WORK TO DO:
The listing below is the input. Say how many of its lines contain "will", giving the number alone.

DATA FOR PROCESSING:
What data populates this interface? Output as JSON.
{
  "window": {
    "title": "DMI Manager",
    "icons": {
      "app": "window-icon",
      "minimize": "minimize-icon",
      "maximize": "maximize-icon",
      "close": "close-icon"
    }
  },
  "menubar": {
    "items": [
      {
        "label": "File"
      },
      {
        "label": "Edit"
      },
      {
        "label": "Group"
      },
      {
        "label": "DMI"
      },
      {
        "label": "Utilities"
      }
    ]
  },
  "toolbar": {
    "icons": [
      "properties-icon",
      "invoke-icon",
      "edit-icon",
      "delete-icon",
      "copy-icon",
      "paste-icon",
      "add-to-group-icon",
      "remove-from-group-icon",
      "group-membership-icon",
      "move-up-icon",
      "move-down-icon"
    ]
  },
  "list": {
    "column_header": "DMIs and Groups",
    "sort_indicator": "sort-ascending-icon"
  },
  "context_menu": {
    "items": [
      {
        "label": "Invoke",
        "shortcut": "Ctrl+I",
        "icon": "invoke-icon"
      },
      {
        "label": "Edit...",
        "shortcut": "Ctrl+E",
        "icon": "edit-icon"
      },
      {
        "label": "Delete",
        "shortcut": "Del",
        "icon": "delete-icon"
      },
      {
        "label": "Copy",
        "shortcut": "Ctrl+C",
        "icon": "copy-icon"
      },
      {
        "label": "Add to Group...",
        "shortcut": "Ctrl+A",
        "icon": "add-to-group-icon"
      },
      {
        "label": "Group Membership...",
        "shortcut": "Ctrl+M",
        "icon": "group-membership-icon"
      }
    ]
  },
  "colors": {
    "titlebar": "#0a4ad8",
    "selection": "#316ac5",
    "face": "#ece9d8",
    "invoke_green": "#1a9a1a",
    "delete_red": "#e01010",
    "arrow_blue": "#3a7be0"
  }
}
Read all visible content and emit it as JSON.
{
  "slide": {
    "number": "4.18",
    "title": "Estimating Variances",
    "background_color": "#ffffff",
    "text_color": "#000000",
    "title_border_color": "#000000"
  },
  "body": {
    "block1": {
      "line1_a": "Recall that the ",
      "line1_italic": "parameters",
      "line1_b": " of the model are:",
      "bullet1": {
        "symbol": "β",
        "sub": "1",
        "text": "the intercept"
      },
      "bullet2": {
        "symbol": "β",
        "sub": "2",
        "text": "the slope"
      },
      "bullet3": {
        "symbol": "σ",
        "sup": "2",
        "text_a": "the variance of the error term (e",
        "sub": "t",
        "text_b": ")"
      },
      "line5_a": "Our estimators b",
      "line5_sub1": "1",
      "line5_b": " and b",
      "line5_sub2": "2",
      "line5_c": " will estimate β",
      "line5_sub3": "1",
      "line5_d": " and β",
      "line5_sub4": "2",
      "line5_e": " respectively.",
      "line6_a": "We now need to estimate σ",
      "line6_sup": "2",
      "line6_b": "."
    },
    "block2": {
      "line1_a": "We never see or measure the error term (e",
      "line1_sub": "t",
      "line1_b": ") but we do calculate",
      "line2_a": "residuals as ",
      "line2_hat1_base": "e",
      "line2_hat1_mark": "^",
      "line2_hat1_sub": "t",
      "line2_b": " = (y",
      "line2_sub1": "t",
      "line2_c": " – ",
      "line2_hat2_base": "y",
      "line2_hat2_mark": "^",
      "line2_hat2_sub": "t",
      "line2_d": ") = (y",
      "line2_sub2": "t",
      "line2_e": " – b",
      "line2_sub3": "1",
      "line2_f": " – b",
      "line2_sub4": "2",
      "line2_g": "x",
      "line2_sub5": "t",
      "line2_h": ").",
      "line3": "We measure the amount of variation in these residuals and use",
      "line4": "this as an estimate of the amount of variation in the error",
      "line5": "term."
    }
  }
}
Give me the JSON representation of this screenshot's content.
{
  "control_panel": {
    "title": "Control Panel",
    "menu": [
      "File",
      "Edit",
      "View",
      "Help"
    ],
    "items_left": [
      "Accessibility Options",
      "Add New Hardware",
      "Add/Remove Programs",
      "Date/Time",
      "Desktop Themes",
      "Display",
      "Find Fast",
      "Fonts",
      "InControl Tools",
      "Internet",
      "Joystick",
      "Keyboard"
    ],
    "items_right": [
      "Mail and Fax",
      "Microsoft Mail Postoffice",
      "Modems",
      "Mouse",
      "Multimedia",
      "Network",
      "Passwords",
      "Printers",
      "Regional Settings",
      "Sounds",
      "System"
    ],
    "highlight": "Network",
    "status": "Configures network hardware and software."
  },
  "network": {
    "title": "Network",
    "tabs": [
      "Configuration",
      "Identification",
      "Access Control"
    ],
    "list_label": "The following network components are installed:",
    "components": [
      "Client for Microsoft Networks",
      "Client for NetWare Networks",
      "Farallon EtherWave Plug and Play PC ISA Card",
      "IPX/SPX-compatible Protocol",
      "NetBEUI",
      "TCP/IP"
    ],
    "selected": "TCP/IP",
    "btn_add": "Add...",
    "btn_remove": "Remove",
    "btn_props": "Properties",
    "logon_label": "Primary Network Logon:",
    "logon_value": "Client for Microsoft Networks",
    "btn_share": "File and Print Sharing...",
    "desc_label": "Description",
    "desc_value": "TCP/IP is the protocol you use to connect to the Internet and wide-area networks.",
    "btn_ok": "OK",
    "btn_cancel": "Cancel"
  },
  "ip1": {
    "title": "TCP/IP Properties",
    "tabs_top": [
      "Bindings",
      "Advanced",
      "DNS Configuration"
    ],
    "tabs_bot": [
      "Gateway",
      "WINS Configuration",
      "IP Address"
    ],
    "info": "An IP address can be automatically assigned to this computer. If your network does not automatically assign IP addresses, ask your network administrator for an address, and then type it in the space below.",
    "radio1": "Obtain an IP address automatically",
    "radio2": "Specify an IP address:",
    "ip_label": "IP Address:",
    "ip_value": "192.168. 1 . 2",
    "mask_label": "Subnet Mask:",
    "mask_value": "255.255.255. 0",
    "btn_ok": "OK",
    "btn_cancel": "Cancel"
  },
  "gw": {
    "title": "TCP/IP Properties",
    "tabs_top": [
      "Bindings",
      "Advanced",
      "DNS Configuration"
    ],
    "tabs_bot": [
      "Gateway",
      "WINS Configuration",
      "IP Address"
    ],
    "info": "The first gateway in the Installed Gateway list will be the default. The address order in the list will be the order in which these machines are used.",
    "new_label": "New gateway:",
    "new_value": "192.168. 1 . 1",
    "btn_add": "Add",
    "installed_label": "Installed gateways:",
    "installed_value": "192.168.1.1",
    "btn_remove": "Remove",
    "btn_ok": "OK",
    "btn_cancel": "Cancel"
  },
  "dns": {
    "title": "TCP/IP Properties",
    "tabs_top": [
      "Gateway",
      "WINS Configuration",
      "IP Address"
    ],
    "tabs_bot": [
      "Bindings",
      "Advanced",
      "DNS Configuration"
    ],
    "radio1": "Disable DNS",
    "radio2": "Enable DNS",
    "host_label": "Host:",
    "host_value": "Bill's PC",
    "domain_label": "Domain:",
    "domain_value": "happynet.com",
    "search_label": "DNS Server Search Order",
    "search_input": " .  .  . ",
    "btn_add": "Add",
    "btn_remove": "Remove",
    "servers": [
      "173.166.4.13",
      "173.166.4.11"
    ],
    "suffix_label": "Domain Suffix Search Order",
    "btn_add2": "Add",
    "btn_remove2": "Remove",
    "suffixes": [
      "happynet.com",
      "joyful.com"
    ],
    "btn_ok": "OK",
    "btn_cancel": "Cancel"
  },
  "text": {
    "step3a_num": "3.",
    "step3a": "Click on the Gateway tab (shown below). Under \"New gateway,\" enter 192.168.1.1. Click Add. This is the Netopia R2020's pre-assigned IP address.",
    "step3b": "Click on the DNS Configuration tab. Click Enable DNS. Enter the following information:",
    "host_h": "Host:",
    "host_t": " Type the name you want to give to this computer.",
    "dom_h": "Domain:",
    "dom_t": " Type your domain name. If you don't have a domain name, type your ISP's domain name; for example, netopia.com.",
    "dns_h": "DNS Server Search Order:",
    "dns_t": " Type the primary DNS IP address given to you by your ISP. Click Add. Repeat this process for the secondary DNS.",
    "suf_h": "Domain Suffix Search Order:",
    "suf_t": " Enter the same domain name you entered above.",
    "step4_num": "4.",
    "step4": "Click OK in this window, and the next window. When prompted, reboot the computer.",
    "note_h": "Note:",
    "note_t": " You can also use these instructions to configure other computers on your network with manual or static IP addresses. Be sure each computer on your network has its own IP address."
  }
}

FINAL RESULT:
2